Start of DATASET RECORDS

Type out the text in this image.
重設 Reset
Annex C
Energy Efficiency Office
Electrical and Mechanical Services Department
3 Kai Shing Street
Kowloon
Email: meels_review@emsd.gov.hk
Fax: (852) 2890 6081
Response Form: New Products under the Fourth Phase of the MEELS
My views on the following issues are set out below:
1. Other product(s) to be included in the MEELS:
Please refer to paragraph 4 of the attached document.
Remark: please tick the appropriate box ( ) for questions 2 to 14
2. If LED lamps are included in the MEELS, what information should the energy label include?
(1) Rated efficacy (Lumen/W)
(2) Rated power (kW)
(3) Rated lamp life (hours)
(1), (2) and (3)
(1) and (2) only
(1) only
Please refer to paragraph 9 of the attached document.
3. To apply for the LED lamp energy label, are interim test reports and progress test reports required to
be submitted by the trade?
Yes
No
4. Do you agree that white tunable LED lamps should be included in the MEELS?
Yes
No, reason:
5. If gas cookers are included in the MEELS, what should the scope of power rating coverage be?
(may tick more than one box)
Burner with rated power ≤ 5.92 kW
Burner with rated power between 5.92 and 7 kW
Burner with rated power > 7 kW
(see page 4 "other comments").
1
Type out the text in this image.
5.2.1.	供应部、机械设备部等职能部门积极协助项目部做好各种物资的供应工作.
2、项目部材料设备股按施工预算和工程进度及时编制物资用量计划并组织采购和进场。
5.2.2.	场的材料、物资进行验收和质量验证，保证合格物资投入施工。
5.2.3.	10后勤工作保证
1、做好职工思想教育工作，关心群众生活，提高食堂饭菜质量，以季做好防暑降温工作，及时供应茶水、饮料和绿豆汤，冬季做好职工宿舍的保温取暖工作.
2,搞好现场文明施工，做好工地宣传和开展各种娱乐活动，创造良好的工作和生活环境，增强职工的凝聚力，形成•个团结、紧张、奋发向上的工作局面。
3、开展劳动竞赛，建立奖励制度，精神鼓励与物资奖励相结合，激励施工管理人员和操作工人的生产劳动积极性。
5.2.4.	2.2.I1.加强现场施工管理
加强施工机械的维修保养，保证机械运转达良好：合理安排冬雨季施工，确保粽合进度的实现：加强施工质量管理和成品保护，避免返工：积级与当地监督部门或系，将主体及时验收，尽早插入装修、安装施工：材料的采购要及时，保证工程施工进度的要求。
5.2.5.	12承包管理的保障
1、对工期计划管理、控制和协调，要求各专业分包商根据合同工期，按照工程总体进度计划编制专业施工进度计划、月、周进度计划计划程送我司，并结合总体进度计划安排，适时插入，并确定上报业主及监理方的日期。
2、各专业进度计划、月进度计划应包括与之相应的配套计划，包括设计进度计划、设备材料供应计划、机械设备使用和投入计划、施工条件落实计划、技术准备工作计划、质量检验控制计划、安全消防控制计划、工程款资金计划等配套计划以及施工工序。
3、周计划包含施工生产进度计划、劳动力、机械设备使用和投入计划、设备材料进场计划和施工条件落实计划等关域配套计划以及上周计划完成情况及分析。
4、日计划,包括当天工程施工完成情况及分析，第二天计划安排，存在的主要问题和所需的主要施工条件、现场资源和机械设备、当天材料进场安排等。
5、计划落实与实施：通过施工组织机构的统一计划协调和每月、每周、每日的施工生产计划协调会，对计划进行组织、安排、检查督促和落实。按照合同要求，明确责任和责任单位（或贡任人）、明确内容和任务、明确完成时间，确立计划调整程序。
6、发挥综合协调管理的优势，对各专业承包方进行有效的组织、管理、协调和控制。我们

End of DATASET RECORDS

• PROMPT
Transcribe every entry word for word.

• RESULT OF THIS TASK
Type out the text in this image.
重設 Reset
Annex C
Energy Efficiency Office
Electrical and Mechanical Services Department
3 Kai Shing Street
Kowloon
Email: meels_review@emsd.gov.hk
Fax: (852) 2890 6081
Response Form: New Products under the Fourth Phase of the MEELS
My views on the following issues are set out below:
1. Other product(s) to be included in the MEELS:
Please refer to paragraph 4 of the attached document.
Remark: please tick the appropriate box ( ) for questions 2 to 14
2. If LED lamps are included in the MEELS, what information should the energy label include?
(1) Rated efficacy (Lumen/W)
(2) Rated power (kW)
(3) Rated lamp life (hours)
(1), (2) and (3)
(1) and (2) only
(1) only
Please refer to paragraph 9 of the attached document.
3. To apply for the LED lamp energy label, are interim test reports and progress test reports required to
be submitted by the trade?
Yes
No
4. Do you agree that white tunable LED lamps should be included in the MEELS?
Yes
No, reason:
5. If gas cookers are included in the MEELS, what should the scope of power rating coverage be?
(may tick more than one box)
Burner with rated power ≤ 5.92 kW
Burner with rated power between 5.92 and 7 kW
Burner with rated power > 7 kW
(see page 4 "other comments").
1
Type out the text in this image.
5.2.1.	供应部、机械设备部等职能部门积极协助项目部做好各种物资的供应工作.
2、项目部材料设备股按施工预算和工程进度及时编制物资用量计划并组织采购和进场。
5.2.2.	场的材料、物资进行验收和质量验证，保证合格物资投入施工。
5.2.3.	10后勤工作保证
1、做好职工思想教育工作，关心群众生活，提高食堂饭菜质量，以季做好防暑降温工作，及时供应茶水、饮料和绿豆汤，冬季做好职工宿舍的保温取暖工作.
2,搞好现场文明施工，做好工地宣传和开展各种娱乐活动，创造良好的工作和生活环境，增强职工的凝聚力，形成•个团结、紧张、奋发向上的工作局面。
3、开展劳动竞赛，建立奖励制度，精神鼓励与物资奖励相结合，激励施工管理人员和操作工人的生产劳动积极性。
5.2.4.	2.2.I1.加强现场施工管理
加强施工机械的维修保养，保证机械运转达良好：合理安排冬雨季施工，确保粽合进度的实现：加强施工质量管理和成品保护，避免返工：积级与当地监督部门或系，将主体及时验收，尽早插入装修、安装施工：材料的采购要及时，保证工程施工进度的要求。
5.2.5.	12承包管理的保障
1、对工期计划管理、控制和协调，要求各专业分包商根据合同工期，按照工程总体进度计划编制专业施工进度计划、月、周进度计划计划程送我司，并结合总体进度计划安排，适时插入，并确定上报业主及监理方的日期。
2、各专业进度计划、月进度计划应包括与之相应的配套计划，包括设计进度计划、设备材料供应计划、机械设备使用和投入计划、施工条件落实计划、技术准备工作计划、质量检验控制计划、安全消防控制计划、工程款资金计划等配套计划以及施工工序。
3、周计划包含施工生产进度计划、劳动力、机械设备使用和投入计划、设备材料进场计划和施工条件落实计划等关域配套计划以及上周计划完成情况及分析。
4、日计划,包括当天工程施工完成情况及分析，第二天计划安排，存在的主要问题和所需的主要施工条件、现场资源和机械设备、当天材料进场安排等。
5、计划落实与实施：通过施工组织机构的统一计划协调和每月、每周、每日的施工生产计划协调会，对计划进行组织、安排、检查督促和落实。按照合同要求，明确责任和责任单位（或贡任人）、明确内容和任务、明确完成时间，确立计划调整程序。
6、发挥综合协调管理的优势，对各专业承包方进行有效的组织、管理、协调和控制。我们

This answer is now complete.